(Data excerpts)
· · ·

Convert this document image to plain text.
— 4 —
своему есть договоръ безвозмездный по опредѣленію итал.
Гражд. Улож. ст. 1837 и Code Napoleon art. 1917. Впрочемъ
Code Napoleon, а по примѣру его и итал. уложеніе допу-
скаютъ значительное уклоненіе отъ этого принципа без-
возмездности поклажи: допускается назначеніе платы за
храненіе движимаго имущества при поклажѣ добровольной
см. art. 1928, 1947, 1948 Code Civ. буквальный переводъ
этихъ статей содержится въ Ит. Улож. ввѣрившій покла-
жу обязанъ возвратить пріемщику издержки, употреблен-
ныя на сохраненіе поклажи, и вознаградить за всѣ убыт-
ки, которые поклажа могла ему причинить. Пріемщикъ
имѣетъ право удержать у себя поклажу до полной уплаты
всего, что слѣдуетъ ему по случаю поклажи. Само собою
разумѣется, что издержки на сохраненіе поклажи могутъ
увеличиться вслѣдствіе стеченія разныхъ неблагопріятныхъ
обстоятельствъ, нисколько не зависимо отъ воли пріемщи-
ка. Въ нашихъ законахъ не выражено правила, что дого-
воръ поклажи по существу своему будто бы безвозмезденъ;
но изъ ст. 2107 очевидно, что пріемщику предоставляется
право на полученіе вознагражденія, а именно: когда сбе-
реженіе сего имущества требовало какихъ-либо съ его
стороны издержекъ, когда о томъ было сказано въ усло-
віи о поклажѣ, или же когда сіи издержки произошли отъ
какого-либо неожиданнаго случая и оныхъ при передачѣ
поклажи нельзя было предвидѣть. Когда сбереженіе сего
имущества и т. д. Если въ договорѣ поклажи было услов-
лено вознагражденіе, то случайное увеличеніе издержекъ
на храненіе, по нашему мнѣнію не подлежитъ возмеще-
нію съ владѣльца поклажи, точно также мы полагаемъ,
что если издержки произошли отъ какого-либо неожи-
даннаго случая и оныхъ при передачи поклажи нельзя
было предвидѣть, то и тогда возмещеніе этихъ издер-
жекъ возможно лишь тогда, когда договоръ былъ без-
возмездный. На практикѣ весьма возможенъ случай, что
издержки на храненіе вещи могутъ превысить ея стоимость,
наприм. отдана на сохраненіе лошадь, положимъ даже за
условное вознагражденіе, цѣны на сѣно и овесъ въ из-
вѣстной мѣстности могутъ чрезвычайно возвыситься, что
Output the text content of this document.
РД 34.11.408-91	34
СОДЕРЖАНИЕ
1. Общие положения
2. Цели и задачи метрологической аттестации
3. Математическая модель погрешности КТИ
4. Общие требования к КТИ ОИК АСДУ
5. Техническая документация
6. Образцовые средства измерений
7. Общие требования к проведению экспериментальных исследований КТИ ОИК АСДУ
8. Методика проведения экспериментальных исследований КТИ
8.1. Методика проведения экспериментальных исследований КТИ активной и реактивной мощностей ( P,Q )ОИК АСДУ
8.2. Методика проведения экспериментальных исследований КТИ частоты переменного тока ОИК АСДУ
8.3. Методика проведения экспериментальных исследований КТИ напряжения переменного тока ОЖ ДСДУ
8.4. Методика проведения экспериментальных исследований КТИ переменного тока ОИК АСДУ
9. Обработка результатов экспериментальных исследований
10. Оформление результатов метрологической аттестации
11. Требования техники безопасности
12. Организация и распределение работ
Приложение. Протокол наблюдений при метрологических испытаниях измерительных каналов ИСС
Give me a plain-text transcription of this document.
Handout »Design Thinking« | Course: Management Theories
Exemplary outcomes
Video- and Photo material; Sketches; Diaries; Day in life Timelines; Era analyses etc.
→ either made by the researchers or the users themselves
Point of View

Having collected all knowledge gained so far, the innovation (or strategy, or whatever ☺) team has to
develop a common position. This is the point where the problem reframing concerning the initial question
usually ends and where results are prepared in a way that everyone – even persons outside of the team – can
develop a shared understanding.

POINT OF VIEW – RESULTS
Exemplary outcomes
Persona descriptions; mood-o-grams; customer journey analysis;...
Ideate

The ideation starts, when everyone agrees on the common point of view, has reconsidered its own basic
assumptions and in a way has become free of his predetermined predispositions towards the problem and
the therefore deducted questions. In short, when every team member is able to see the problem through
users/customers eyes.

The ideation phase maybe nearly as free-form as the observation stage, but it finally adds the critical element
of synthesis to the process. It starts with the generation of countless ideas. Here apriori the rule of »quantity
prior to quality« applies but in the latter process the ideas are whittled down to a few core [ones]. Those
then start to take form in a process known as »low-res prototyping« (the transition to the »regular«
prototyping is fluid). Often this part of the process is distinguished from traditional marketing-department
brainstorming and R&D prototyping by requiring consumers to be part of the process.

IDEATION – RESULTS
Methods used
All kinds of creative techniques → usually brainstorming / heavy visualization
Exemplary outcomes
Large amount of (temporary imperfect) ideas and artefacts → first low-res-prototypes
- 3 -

· · ·

## Task instructions
Pull every line containing the word "form" out of the entries above.

## Response to the task
The ideation phase maybe nearly as free-form as the observation stage, but it finally adds the critical element
then start to take form in a process known as »low-res prototyping« (the transition to the »regular«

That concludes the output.